# Directions
Reproduce the material word for word; the images stay out.

Items from a dataset
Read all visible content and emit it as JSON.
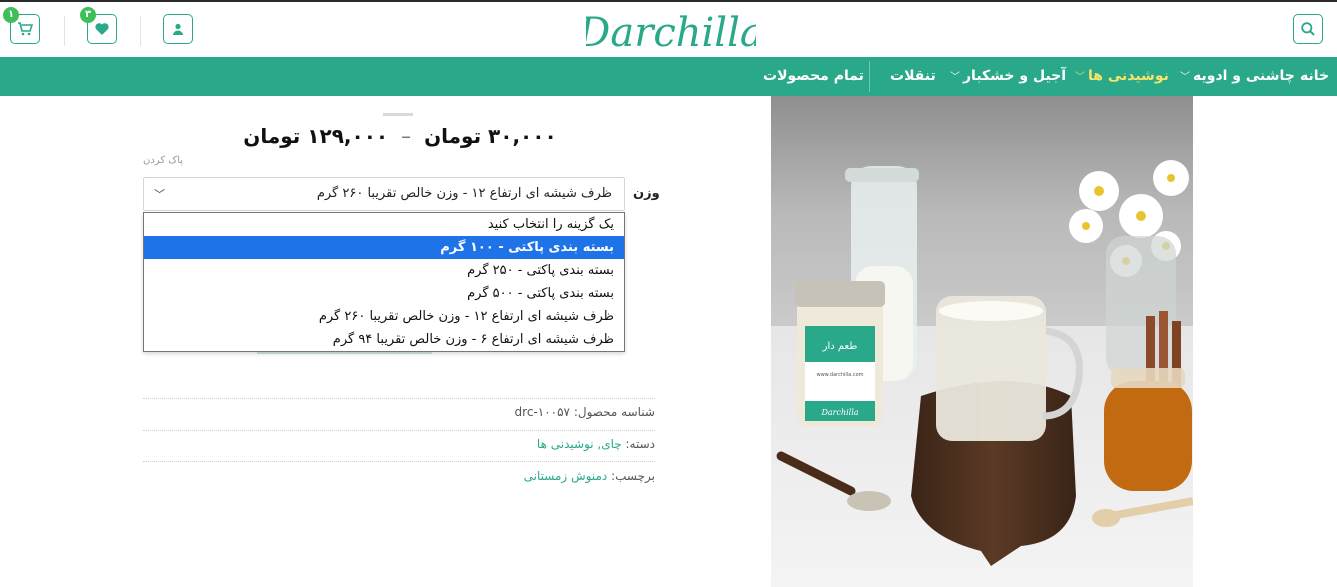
{
  "header": {
    "logo_text": "Darchilla",
    "cart_badge": "۱",
    "wishlist_badge": "۳"
  },
  "icons": {
    "cart": "cart-icon",
    "wishlist": "heart-icon",
    "account": "user-icon",
    "search": "search-icon"
  },
  "nav": {
    "items": [
      {
        "label": "خانه",
        "has_dropdown": false
      },
      {
        "label": "چاشنی و ادویه",
        "has_dropdown": true
      },
      {
        "label": "نوشیدنی ها",
        "has_dropdown": true,
        "active": true
      },
      {
        "label": "آجیل و خشکبار",
        "has_dropdown": true
      },
      {
        "label": "تنقلات",
        "has_dropdown": false
      },
      {
        "label": "تمام محصولات",
        "has_dropdown": false
      }
    ]
  },
  "product": {
    "price_low": "۳۰,۰۰۰",
    "price_high": "۱۲۹,۰۰۰",
    "currency": "تومان",
    "price_separator": "–",
    "reset_label": "پاک کردن",
    "weight_label": "وزن",
    "selected_value": "ظرف شیشه ای ارتفاع ۱۲ - وزن خالص تقریبا ۲۶۰ گرم",
    "options": [
      "یک گزینه را انتخاب کنید",
      "بسته بندی پاکتی - ۱۰۰ گرم",
      "بسته بندی پاکتی - ۲۵۰ گرم",
      "بسته بندی پاکتی - ۵۰۰ گرم",
      "ظرف شیشه ای ارتفاع ۱۲ - وزن خالص تقریبا ۲۶۰ گرم",
      "ظرف شیشه ای ارتفاع ۶ - وزن خالص تقریبا ۹۴ گرم"
    ],
    "highlighted_option_index": 1,
    "sku_label": "شناسه محصول:",
    "sku_value": "drc-۱۰۰۵۷",
    "category_label": "دسته:",
    "category_value": "چای, نوشیدنی ها",
    "tag_label": "برچسب:",
    "tag_value": "دمنوش زمستانی"
  },
  "image": {
    "jar_brand": "Darchilla",
    "jar_label_text": "طعم دار",
    "jar_website": "www.darchilla.com"
  },
  "colors": {
    "brand_green": "#2aa88a",
    "nav_active": "#f5e56b",
    "badge_green": "#3fbf5a",
    "dropdown_highlight": "#1e73e8"
  }
}
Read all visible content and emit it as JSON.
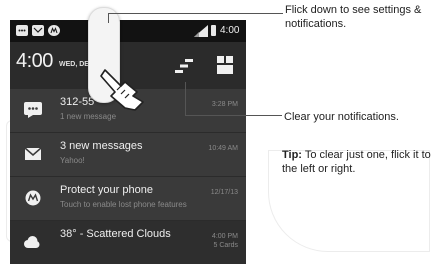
{
  "status_bar": {
    "time": "4:00"
  },
  "header": {
    "time": "4:00",
    "date": "WED, DE      18"
  },
  "notifications": [
    {
      "icon": "chat-icon",
      "title": "312-55",
      "subtitle": "1 new message",
      "time": "3:28 PM",
      "time2": ""
    },
    {
      "icon": "mail-icon",
      "title": "3 new messages",
      "subtitle": "Yahoo!",
      "time": "10:49 AM",
      "time2": ""
    },
    {
      "icon": "motorola-icon",
      "title": "Protect your phone",
      "subtitle": "Touch to enable lost phone features",
      "time": "12/17/13",
      "time2": ""
    },
    {
      "icon": "cloud-icon",
      "title": "38° - Scattered Clouds",
      "subtitle": "",
      "time": "4:00 PM",
      "time2": "5 Cards"
    }
  ],
  "callouts": {
    "swipe": "Flick down to see settings & notifications.",
    "clear": "Clear your notifications.",
    "tip_label": "Tip:",
    "tip_text": " To clear just one, flick it to the left or right."
  },
  "colors": {
    "panel": "#2b2b2b",
    "card": "#3a3a3a",
    "statusbar": "#121212",
    "icon_tile": "#3d5c63"
  }
}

# Expected answer
Read all visible content and emit it as JSON.
{
  "header": {
    "logo_text": "Darchilla",
    "cart_badge": "۱",
    "wishlist_badge": "۳"
  },
  "icons": {
    "cart": "cart-icon",
    "wishlist": "heart-icon",
    "account": "user-icon",
    "search": "search-icon"
  },
  "nav": {
    "items": [
      {
        "label": "خانه",
        "has_dropdown": false
      },
      {
        "label": "چاشنی و ادویه",
        "has_dropdown": true
      },
      {
        "label": "نوشیدنی ها",
        "has_dropdown": true,
        "active": true
      },
      {
        "label": "آجیل و خشکبار",
        "has_dropdown": true
      },
      {
        "label": "تنقلات",
        "has_dropdown": false
      },
      {
        "label": "تمام محصولات",
        "has_dropdown": false
      }
    ]
  },
  "product": {
    "price_low": "۳۰,۰۰۰",
    "price_high": "۱۲۹,۰۰۰",
    "currency": "تومان",
    "price_separator": "–",
    "reset_label": "پاک کردن",
    "weight_label": "وزن",
    "selected_value": "ظرف شیشه ای ارتفاع ۱۲ - وزن خالص تقریبا ۲۶۰ گرم",
    "options": [
      "یک گزینه را انتخاب کنید",
      "بسته بندی پاکتی - ۱۰۰ گرم",
      "بسته بندی پاکتی - ۲۵۰ گرم",
      "بسته بندی پاکتی - ۵۰۰ گرم",
      "ظرف شیشه ای ارتفاع ۱۲ - وزن خالص تقریبا ۲۶۰ گرم",
      "ظرف شیشه ای ارتفاع ۶ - وزن خالص تقریبا ۹۴ گرم"
    ],
    "highlighted_option_index": 1,
    "sku_label": "شناسه محصول:",
    "sku_value": "drc-۱۰۰۵۷",
    "category_label": "دسته:",
    "category_value": "چای, نوشیدنی ها",
    "tag_label": "برچسب:",
    "tag_value": "دمنوش زمستانی"
  },
  "image": {
    "jar_brand": "Darchilla",
    "jar_label_text": "طعم دار",
    "jar_website": "www.darchilla.com"
  },
  "colors": {
    "brand_green": "#2aa88a",
    "nav_active": "#f5e56b",
    "badge_green": "#3fbf5a",
    "dropdown_highlight": "#1e73e8"
  }
}
Read all visible content and emit it as JSON.
{
  "status_bar": {
    "time": "4:00"
  },
  "header": {
    "time": "4:00",
    "date": "WED, DE      18"
  },
  "notifications": [
    {
      "icon": "chat-icon",
      "title": "312-55",
      "subtitle": "1 new message",
      "time": "3:28 PM",
      "time2": ""
    },
    {
      "icon": "mail-icon",
      "title": "3 new messages",
      "subtitle": "Yahoo!",
      "time": "10:49 AM",
      "time2": ""
    },
    {
      "icon": "motorola-icon",
      "title": "Protect your phone",
      "subtitle": "Touch to enable lost phone features",
      "time": "12/17/13",
      "time2": ""
    },
    {
      "icon": "cloud-icon",
      "title": "38° - Scattered Clouds",
      "subtitle": "",
      "time": "4:00 PM",
      "time2": "5 Cards"
    }
  ],
  "callouts": {
    "swipe": "Flick down to see settings & notifications.",
    "clear": "Clear your notifications.",
    "tip_label": "Tip:",
    "tip_text": " To clear just one, flick it to the left or right."
  },
  "colors": {
    "panel": "#2b2b2b",
    "card": "#3a3a3a",
    "statusbar": "#121212",
    "icon_tile": "#3d5c63"
  }
}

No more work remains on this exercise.